:: BRIEF ::
Return the data exactly, with all pictures removed.

:: ITEMS ::
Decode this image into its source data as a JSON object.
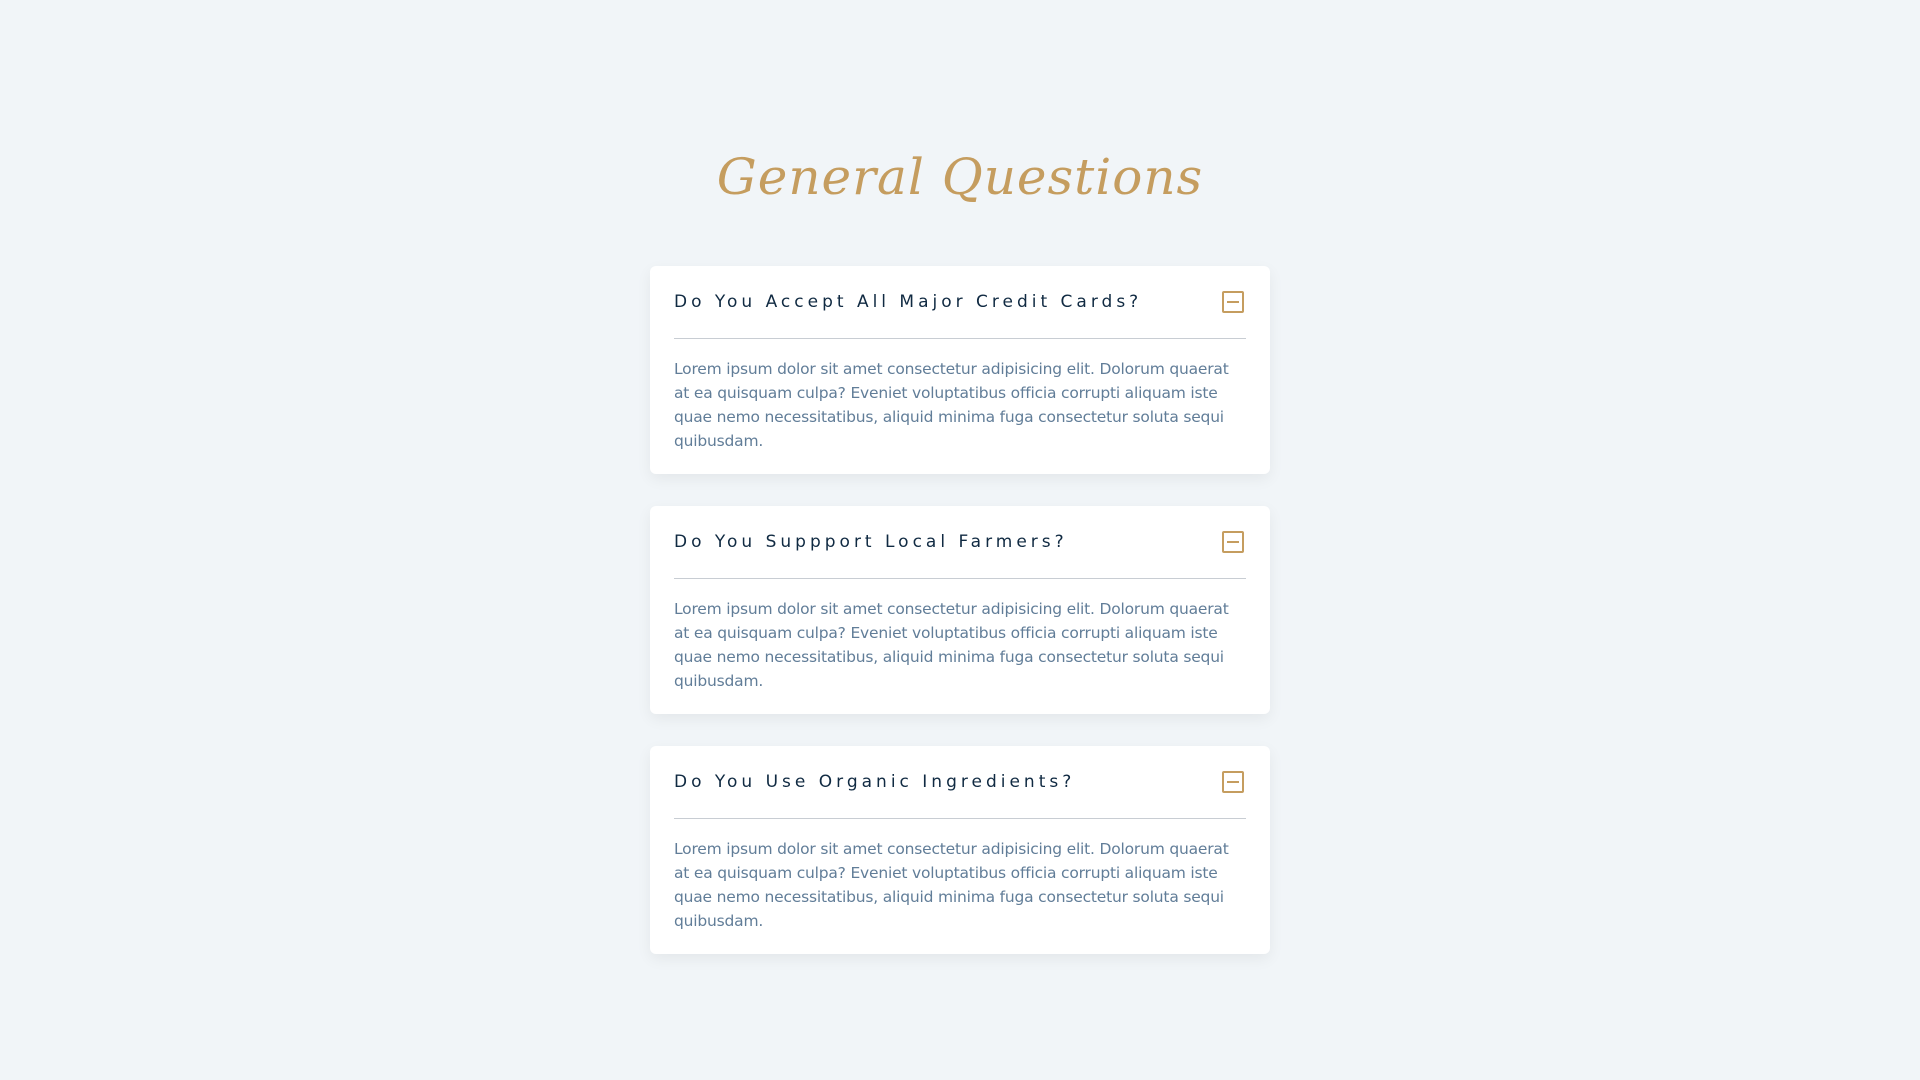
{
  "section": {
    "title": "General Questions"
  },
  "questions": [
    {
      "title": "Do You Accept All Major Credit Cards?",
      "answer": "Lorem ipsum dolor sit amet consectetur adipisicing elit. Dolorum quaerat at ea quisquam culpa? Eveniet voluptatibus officia corrupti aliquam iste quae nemo necessitatibus, aliquid minima fuga consectetur soluta sequi quibusdam.",
      "toggle_icon": "minus-square-icon"
    },
    {
      "title": "Do You Suppport Local Farmers?",
      "answer": "Lorem ipsum dolor sit amet consectetur adipisicing elit. Dolorum quaerat at ea quisquam culpa? Eveniet voluptatibus officia corrupti aliquam iste quae nemo necessitatibus, aliquid minima fuga consectetur soluta sequi quibusdam.",
      "toggle_icon": "minus-square-icon"
    },
    {
      "title": "Do You Use Organic Ingredients?",
      "answer": "Lorem ipsum dolor sit amet consectetur adipisicing elit. Dolorum quaerat at ea quisquam culpa? Eveniet voluptatibus officia corrupti aliquam iste quae nemo necessitatibus, aliquid minima fuga consectetur soluta sequi quibusdam.",
      "toggle_icon": "minus-square-icon"
    }
  ],
  "colors": {
    "background": "#f1f5f8",
    "accent": "#c59d5f",
    "heading": "#102a42",
    "body_text": "#617d98",
    "card": "#ffffff"
  }
}
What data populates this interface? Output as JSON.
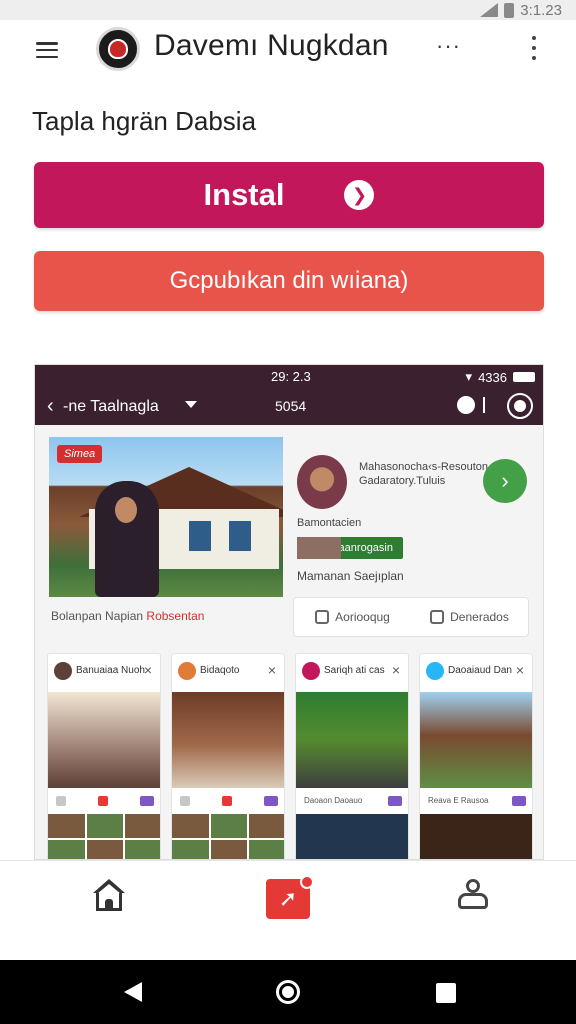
{
  "status_bar": {
    "time": "3:1.23"
  },
  "app_bar": {
    "title": "Davemı Nugkdan",
    "title_more": "···"
  },
  "subtitle": "Tapla hgrän Dabsia",
  "buttons": {
    "install_label": "Instal",
    "install_icon": "arrow-right-icon",
    "open_label": "Gcpubıkan din wıiana)"
  },
  "colors": {
    "install": "#c2185b",
    "open": "#e8534a",
    "header_dark": "#3b2030",
    "accent_green": "#43a047"
  },
  "screenshot": {
    "status_time": "29: 2.3",
    "status_right": "4336",
    "toolbar_back": "‹",
    "toolbar_name": "-ne Taalnagla",
    "toolbar_mid": "5054",
    "feature_tag": "Simea",
    "feature_caption": "Bolanpan Napian",
    "feature_caption_highlight": "Robsentan",
    "profile": {
      "line1": "Mahasonocha‹s-Resouton",
      "line2": "Gadaratory.Tuluis",
      "name": "Bamontacien",
      "chip": "Baanrogasin",
      "description": "Mamanan Saejıplan",
      "action_left": "Aoriooqug",
      "action_right": "Denerados"
    },
    "cards": [
      {
        "name": "Banuaiaa Nuoh"
      },
      {
        "name": "Bidaqoto"
      },
      {
        "name": "Sariqh ati cas"
      },
      {
        "name": "Daoaiaud Dan"
      }
    ],
    "card_captions": [
      "",
      "",
      "Daoaon Daoauo",
      "Reava E Rausoa"
    ]
  }
}
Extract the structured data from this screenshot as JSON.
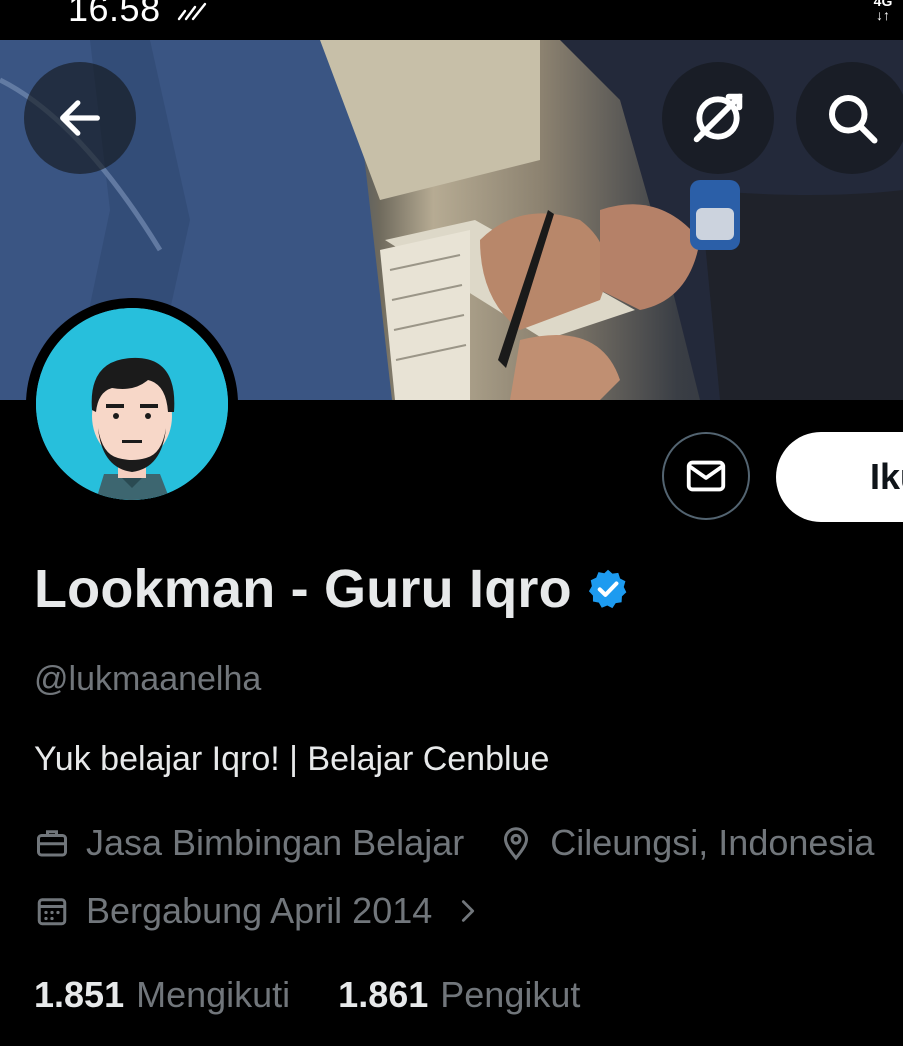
{
  "status_bar": {
    "time": "16.58",
    "network": "4G"
  },
  "header": {
    "back_icon": "arrow-left-icon",
    "translate_icon": "translate-icon",
    "search_icon": "search-icon"
  },
  "profile": {
    "display_name": "Lookman - Guru Iqro",
    "verified": true,
    "handle": "@lukmaanelha",
    "bio": "Yuk belajar Iqro! | Belajar Cenblue",
    "category": "Jasa Bimbingan Belajar",
    "location": "Cileungsi, Indonesia",
    "joined": "Bergabung April 2014",
    "following_count": "1.851",
    "following_label": "Mengikuti",
    "followers_count": "1.861",
    "followers_label": "Pengikut"
  },
  "actions": {
    "follow_label": "Ikuti"
  },
  "colors": {
    "background": "#000000",
    "text_primary": "#e7e9ea",
    "text_secondary": "#71767b",
    "verified_blue": "#1d9bf0",
    "avatar_bg": "#27bfdc"
  }
}
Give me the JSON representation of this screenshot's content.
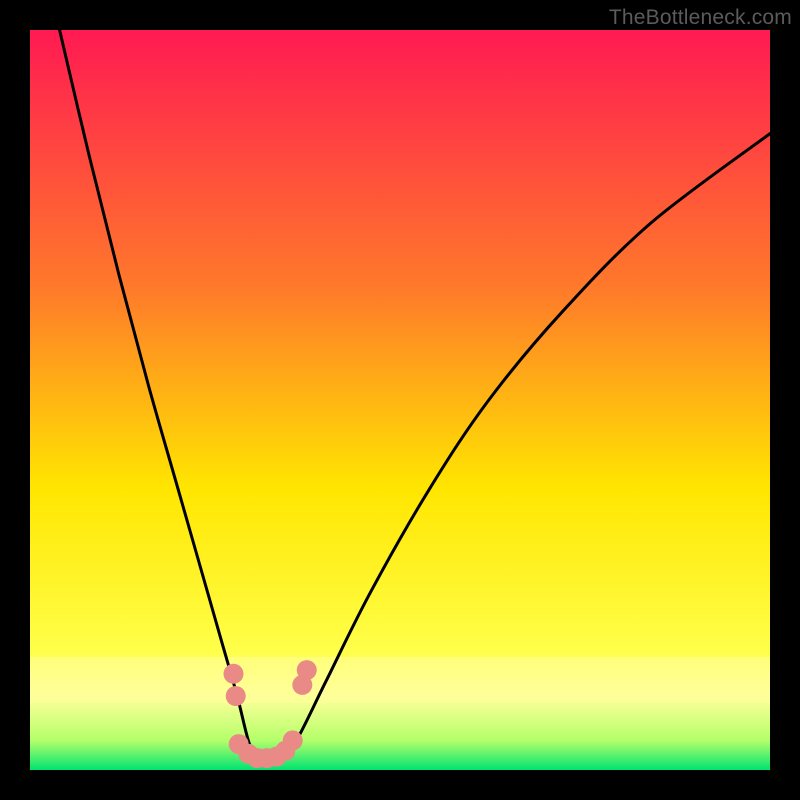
{
  "watermark": "TheBottleneck.com",
  "chart_data": {
    "type": "line",
    "title": "",
    "xlabel": "",
    "ylabel": "",
    "xlim": [
      0,
      100
    ],
    "ylim": [
      0,
      100
    ],
    "grid": false,
    "legend": false,
    "background_gradient": {
      "top": "#ff1a52",
      "mid1": "#ff7a2a",
      "mid2": "#ffe600",
      "band": "#ffff9a",
      "bottom": "#00e472"
    },
    "series": [
      {
        "name": "bottleneck-curve",
        "color": "#000000",
        "x": [
          4,
          8,
          12,
          16,
          20,
          24,
          26,
          28,
          29.5,
          30.5,
          32,
          34,
          36,
          40,
          46,
          54,
          62,
          72,
          84,
          100
        ],
        "y": [
          100,
          83,
          67,
          52,
          38,
          24,
          17,
          10,
          4,
          2,
          1.5,
          2,
          4,
          12,
          24,
          38,
          50,
          62,
          74,
          86
        ]
      }
    ],
    "markers": {
      "name": "sample-points",
      "color": "#e98a86",
      "radius_px": 10,
      "points": [
        {
          "x": 27.5,
          "y": 13
        },
        {
          "x": 27.8,
          "y": 10
        },
        {
          "x": 28.2,
          "y": 3.5
        },
        {
          "x": 29.5,
          "y": 2.2
        },
        {
          "x": 30.7,
          "y": 1.6
        },
        {
          "x": 32.0,
          "y": 1.6
        },
        {
          "x": 33.3,
          "y": 1.8
        },
        {
          "x": 34.5,
          "y": 2.6
        },
        {
          "x": 35.5,
          "y": 4.0
        },
        {
          "x": 36.8,
          "y": 11.5
        },
        {
          "x": 37.4,
          "y": 13.5
        }
      ]
    }
  }
}
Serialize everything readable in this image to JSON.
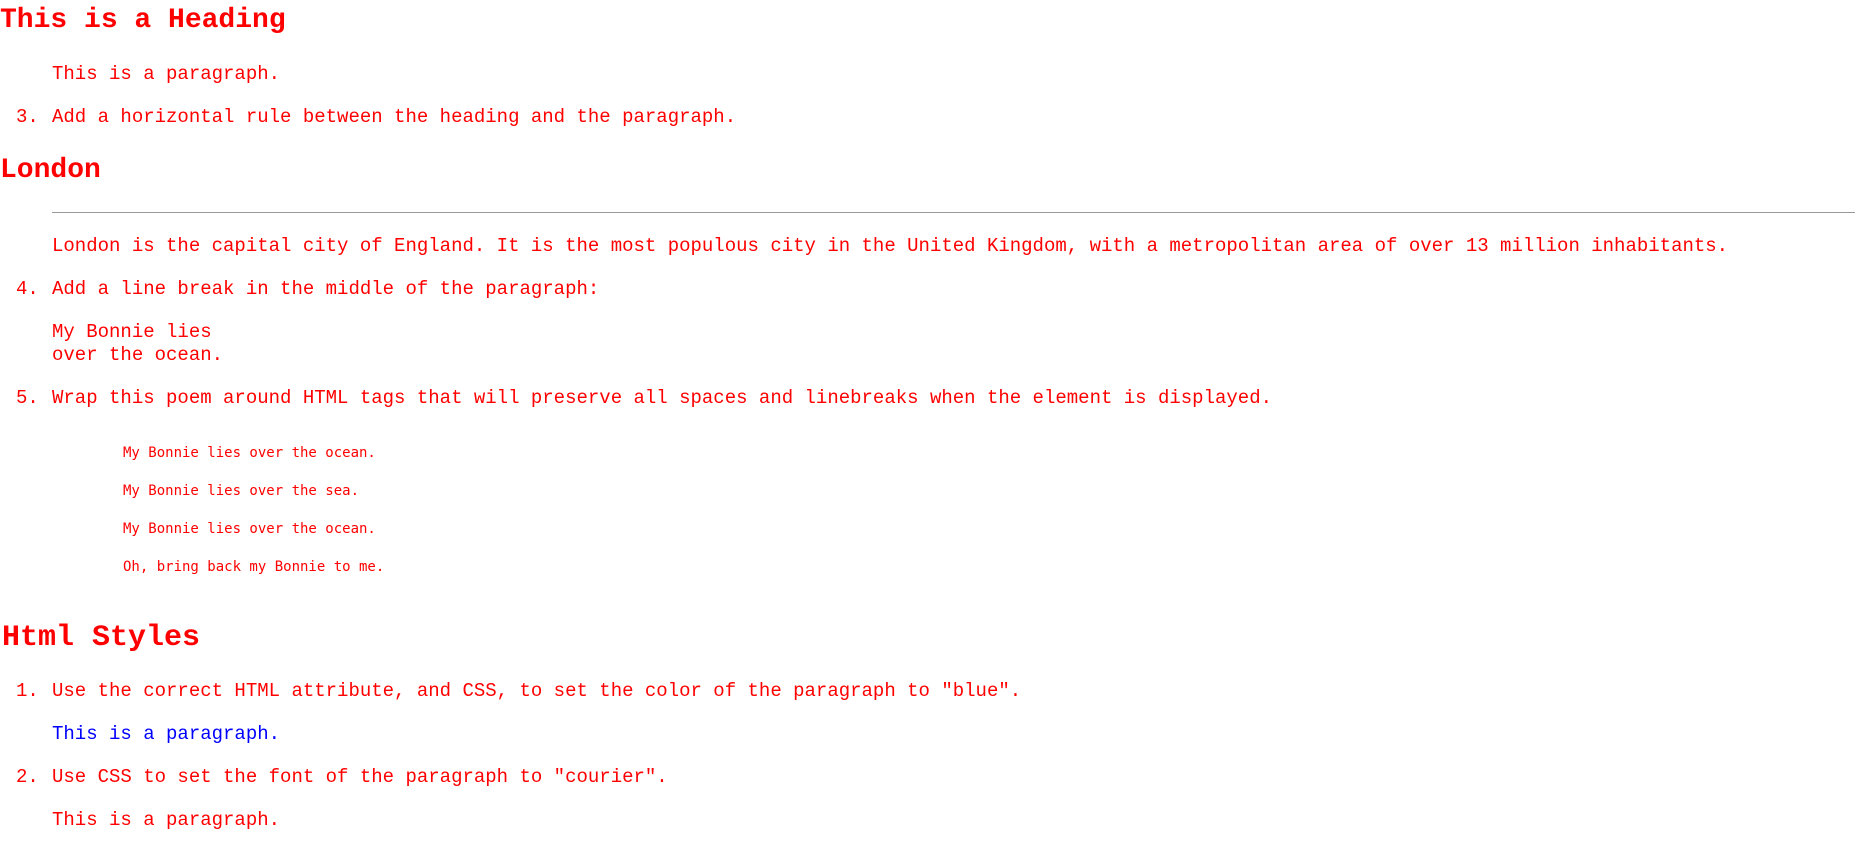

:: ANSWER BELOW ::
Decode this image into its source data as a JSON object.
{
  "section": {
    "title": "General Questions"
  },
  "questions": [
    {
      "title": "Do You Accept All Major Credit Cards?",
      "answer": "Lorem ipsum dolor sit amet consectetur adipisicing elit. Dolorum quaerat at ea quisquam culpa? Eveniet voluptatibus officia corrupti aliquam iste quae nemo necessitatibus, aliquid minima fuga consectetur soluta sequi quibusdam.",
      "toggle_icon": "minus-square-icon"
    },
    {
      "title": "Do You Suppport Local Farmers?",
      "answer": "Lorem ipsum dolor sit amet consectetur adipisicing elit. Dolorum quaerat at ea quisquam culpa? Eveniet voluptatibus officia corrupti aliquam iste quae nemo necessitatibus, aliquid minima fuga consectetur soluta sequi quibusdam.",
      "toggle_icon": "minus-square-icon"
    },
    {
      "title": "Do You Use Organic Ingredients?",
      "answer": "Lorem ipsum dolor sit amet consectetur adipisicing elit. Dolorum quaerat at ea quisquam culpa? Eveniet voluptatibus officia corrupti aliquam iste quae nemo necessitatibus, aliquid minima fuga consectetur soluta sequi quibusdam.",
      "toggle_icon": "minus-square-icon"
    }
  ],
  "colors": {
    "background": "#f1f5f8",
    "accent": "#c59d5f",
    "heading": "#102a42",
    "body_text": "#617d98",
    "card": "#ffffff"
  }
}
What data populates this interface? Output as JSON.
{
  "status_bar": {
    "time": "3:1.23"
  },
  "app_bar": {
    "title": "Davemı Nugkdan",
    "title_more": "···"
  },
  "subtitle": "Tapla hgrän Dabsia",
  "buttons": {
    "install_label": "Instal",
    "install_icon": "arrow-right-icon",
    "open_label": "Gcpubıkan din wıiana)"
  },
  "colors": {
    "install": "#c2185b",
    "open": "#e8534a",
    "header_dark": "#3b2030",
    "accent_green": "#43a047"
  },
  "screenshot": {
    "status_time": "29: 2.3",
    "status_right": "4336",
    "toolbar_back": "‹",
    "toolbar_name": "-ne Taalnagla",
    "toolbar_mid": "5054",
    "feature_tag": "Simea",
    "feature_caption": "Bolanpan Napian",
    "feature_caption_highlight": "Robsentan",
    "profile": {
      "line1": "Mahasonocha‹s-Resouton",
      "line2": "Gadaratory.Tuluis",
      "name": "Bamontacien",
      "chip": "Baanrogasin",
      "description": "Mamanan Saejıplan",
      "action_left": "Aoriooqug",
      "action_right": "Denerados"
    },
    "cards": [
      {
        "name": "Banuaiaa Nuoh"
      },
      {
        "name": "Bidaqoto"
      },
      {
        "name": "Sariqh ati cas"
      },
      {
        "name": "Daoaiaud Dan"
      }
    ],
    "card_captions": [
      "",
      "",
      "Daoaon Daoauo",
      "Reava E Rausoa"
    ]
  }
}
Extract the structured data from this screenshot as JSON.
{
  "status_bar": {
    "time": "16.58",
    "network": "4G"
  },
  "header": {
    "back_icon": "arrow-left-icon",
    "translate_icon": "translate-icon",
    "search_icon": "search-icon"
  },
  "profile": {
    "display_name": "Lookman - Guru Iqro",
    "verified": true,
    "handle": "@lukmaanelha",
    "bio": "Yuk belajar Iqro! | Belajar Cenblue",
    "category": "Jasa Bimbingan Belajar",
    "location": "Cileungsi, Indonesia",
    "joined": "Bergabung April 2014",
    "following_count": "1.851",
    "following_label": "Mengikuti",
    "followers_count": "1.861",
    "followers_label": "Pengikut"
  },
  "actions": {
    "follow_label": "Ikuti"
  },
  "colors": {
    "background": "#000000",
    "text_primary": "#e7e9ea",
    "text_secondary": "#71767b",
    "verified_blue": "#1d9bf0",
    "avatar_bg": "#27bfdc"
  }
}
Give me the JSON representation of this screenshot's content.
{
  "watermark": "TheBottleneck.com",
  "chart_data": {
    "type": "line",
    "title": "",
    "xlabel": "",
    "ylabel": "",
    "xlim": [
      0,
      100
    ],
    "ylim": [
      0,
      100
    ],
    "grid": false,
    "legend": false,
    "background_gradient": {
      "top": "#ff1a52",
      "mid1": "#ff7a2a",
      "mid2": "#ffe600",
      "band": "#ffff9a",
      "bottom": "#00e472"
    },
    "series": [
      {
        "name": "bottleneck-curve",
        "color": "#000000",
        "x": [
          4,
          8,
          12,
          16,
          20,
          24,
          26,
          28,
          29.5,
          30.5,
          32,
          34,
          36,
          40,
          46,
          54,
          62,
          72,
          84,
          100
        ],
        "y": [
          100,
          83,
          67,
          52,
          38,
          24,
          17,
          10,
          4,
          2,
          1.5,
          2,
          4,
          12,
          24,
          38,
          50,
          62,
          74,
          86
        ]
      }
    ],
    "markers": {
      "name": "sample-points",
      "color": "#e98a86",
      "radius_px": 10,
      "points": [
        {
          "x": 27.5,
          "y": 13
        },
        {
          "x": 27.8,
          "y": 10
        },
        {
          "x": 28.2,
          "y": 3.5
        },
        {
          "x": 29.5,
          "y": 2.2
        },
        {
          "x": 30.7,
          "y": 1.6
        },
        {
          "x": 32.0,
          "y": 1.6
        },
        {
          "x": 33.3,
          "y": 1.8
        },
        {
          "x": 34.5,
          "y": 2.6
        },
        {
          "x": 35.5,
          "y": 4.0
        },
        {
          "x": 36.8,
          "y": 11.5
        },
        {
          "x": 37.4,
          "y": 13.5
        }
      ]
    }
  }
}
Serialize everything readable in this image to JSON.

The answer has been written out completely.